§ **PROBLEM TO WORK ON**
Using the material below, copy every line where "время" appears.

§ **SUPPLIED INFORMATION**
↓↓↓
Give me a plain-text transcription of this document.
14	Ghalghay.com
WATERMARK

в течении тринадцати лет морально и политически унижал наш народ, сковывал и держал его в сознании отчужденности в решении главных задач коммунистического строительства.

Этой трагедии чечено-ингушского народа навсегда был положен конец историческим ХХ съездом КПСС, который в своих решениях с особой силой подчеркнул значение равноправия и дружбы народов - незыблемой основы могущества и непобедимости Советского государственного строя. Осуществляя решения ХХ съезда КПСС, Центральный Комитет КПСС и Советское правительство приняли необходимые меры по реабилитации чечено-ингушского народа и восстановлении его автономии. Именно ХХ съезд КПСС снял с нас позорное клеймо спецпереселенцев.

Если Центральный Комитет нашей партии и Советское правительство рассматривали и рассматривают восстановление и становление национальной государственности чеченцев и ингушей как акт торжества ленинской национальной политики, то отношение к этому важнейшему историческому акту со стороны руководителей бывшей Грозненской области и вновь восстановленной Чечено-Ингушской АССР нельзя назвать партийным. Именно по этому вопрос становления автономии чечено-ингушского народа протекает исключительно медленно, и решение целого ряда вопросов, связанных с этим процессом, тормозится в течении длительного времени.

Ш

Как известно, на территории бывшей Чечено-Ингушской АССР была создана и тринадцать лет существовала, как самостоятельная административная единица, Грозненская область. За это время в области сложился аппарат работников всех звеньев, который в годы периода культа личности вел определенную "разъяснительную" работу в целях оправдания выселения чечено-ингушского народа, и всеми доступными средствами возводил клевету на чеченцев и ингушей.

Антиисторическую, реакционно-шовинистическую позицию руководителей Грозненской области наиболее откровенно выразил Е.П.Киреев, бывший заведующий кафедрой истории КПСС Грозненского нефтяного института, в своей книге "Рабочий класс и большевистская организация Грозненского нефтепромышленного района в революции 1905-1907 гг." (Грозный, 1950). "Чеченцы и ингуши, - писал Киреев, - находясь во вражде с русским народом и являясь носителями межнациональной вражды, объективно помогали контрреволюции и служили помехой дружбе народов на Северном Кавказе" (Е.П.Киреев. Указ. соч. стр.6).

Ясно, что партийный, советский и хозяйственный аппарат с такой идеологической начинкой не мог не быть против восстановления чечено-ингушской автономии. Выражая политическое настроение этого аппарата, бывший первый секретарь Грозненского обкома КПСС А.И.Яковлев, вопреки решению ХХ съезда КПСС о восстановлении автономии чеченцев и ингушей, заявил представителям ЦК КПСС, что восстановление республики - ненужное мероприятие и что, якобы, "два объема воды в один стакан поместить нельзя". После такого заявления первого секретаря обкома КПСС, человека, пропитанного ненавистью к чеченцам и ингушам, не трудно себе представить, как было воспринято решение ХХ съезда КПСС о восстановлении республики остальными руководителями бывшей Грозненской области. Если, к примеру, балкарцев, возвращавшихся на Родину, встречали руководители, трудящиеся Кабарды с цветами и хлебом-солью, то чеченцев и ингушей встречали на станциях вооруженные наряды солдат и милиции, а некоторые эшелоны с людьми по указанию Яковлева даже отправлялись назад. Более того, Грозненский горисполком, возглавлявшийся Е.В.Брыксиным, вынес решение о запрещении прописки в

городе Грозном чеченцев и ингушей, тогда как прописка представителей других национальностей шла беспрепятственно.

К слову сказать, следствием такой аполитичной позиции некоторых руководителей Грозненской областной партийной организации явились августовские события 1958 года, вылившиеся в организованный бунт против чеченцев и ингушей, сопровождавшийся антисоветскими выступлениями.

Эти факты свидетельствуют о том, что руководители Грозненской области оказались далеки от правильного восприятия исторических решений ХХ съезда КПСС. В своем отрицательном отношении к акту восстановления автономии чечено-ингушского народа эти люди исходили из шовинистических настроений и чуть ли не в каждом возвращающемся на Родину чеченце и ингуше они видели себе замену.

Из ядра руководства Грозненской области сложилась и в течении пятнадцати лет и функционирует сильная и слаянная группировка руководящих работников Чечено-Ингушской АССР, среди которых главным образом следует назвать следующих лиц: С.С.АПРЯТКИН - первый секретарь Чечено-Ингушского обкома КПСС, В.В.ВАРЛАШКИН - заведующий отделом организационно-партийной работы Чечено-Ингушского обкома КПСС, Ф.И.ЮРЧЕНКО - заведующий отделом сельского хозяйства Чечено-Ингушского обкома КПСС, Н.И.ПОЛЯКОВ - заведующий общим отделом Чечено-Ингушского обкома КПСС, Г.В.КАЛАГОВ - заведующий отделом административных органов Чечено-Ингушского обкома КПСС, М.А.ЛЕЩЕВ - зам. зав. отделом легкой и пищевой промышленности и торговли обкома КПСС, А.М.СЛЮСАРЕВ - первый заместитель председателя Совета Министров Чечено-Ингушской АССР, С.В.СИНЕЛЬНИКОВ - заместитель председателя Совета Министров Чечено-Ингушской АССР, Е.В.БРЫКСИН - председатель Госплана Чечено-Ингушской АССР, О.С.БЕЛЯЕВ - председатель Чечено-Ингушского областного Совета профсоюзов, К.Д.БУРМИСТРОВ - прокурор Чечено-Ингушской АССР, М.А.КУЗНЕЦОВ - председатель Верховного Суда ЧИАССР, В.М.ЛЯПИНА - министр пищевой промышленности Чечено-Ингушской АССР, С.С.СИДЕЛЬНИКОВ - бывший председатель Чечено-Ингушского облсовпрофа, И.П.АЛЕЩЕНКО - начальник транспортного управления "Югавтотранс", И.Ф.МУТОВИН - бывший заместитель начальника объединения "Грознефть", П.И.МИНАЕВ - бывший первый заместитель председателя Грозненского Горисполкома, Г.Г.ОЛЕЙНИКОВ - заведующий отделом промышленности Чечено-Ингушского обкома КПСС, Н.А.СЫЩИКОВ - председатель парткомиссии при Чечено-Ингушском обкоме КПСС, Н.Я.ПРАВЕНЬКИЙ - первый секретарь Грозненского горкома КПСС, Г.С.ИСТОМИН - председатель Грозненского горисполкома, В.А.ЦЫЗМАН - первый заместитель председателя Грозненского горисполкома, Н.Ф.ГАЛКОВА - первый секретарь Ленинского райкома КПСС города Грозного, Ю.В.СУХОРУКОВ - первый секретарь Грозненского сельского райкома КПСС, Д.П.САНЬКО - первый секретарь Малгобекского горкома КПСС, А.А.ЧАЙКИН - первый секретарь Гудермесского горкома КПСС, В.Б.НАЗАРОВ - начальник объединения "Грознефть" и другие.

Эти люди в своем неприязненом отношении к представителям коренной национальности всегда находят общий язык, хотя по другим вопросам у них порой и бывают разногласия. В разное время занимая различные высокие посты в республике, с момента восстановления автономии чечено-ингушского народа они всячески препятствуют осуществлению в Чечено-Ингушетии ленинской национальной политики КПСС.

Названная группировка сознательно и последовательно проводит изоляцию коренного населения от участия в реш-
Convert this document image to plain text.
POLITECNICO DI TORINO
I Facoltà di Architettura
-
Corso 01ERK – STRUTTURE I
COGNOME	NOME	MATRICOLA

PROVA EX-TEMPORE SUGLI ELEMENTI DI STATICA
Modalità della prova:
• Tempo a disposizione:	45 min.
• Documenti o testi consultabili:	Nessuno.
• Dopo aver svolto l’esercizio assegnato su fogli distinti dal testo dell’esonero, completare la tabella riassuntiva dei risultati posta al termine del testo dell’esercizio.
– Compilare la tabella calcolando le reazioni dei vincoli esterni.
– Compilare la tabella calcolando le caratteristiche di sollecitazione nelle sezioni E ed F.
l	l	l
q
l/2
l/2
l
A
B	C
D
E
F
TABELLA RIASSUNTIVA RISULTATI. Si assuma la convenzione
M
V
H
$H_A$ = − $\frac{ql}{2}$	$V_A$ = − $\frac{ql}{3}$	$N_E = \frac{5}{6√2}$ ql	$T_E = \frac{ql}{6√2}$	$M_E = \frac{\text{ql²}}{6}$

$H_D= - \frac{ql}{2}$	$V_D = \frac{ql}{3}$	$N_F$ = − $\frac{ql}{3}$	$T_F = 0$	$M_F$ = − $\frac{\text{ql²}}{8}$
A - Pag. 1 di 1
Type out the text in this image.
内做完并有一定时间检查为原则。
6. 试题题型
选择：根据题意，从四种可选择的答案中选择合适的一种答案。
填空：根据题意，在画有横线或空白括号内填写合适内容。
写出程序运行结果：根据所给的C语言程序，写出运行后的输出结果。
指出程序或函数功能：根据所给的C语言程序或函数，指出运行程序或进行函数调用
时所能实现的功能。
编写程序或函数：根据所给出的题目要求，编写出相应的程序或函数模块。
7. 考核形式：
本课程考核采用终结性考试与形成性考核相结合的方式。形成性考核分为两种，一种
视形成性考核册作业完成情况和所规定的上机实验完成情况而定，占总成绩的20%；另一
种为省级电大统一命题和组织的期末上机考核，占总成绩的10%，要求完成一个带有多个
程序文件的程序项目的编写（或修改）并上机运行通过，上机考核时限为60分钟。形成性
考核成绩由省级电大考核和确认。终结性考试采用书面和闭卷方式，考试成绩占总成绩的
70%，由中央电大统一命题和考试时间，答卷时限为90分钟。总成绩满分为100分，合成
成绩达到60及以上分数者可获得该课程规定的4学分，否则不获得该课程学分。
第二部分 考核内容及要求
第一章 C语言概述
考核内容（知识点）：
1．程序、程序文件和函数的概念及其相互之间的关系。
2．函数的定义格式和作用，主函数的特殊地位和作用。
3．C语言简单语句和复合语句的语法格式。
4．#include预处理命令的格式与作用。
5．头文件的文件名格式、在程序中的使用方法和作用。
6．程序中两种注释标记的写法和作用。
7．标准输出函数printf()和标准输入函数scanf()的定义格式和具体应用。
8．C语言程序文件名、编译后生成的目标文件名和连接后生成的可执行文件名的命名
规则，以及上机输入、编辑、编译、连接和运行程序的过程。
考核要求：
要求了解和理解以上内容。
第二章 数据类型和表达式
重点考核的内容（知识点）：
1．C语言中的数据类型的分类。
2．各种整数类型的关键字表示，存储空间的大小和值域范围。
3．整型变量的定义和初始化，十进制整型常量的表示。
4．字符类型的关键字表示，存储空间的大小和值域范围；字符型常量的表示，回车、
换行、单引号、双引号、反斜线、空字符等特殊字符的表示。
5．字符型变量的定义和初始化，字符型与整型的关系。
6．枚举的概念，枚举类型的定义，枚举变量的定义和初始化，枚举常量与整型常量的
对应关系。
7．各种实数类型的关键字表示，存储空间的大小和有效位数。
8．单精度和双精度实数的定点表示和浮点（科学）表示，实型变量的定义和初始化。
↑↑↑
§ **EXPECTED ANSWER**
Как известно, на территории бывшей Чечено-Ингушской АССР была создана и тринадцать лет существовала, как самостоятельная административная единица, Грозненская область. За это время в области сложился аппарат работников всех звеньев, который в годы периода культа личности вел определенную "разъяснительную" работу в целях оправдания выселения чечено-ингушского народа, и всеми доступными средствами возводил клевету на чеченцев и ингушей.
Эти люди в своем неприязненом отношении к представителям коренной национальности всегда находят общий язык, хотя по другим вопросам у них порой и бывают разногласия. В разное время занимая различные высокие посты в республике, с момента восстановления автономии чечено-ингушского народа они всячески препятствуют осуществлению в Чечено-Ингушетии ленинской национальной политики КПСС.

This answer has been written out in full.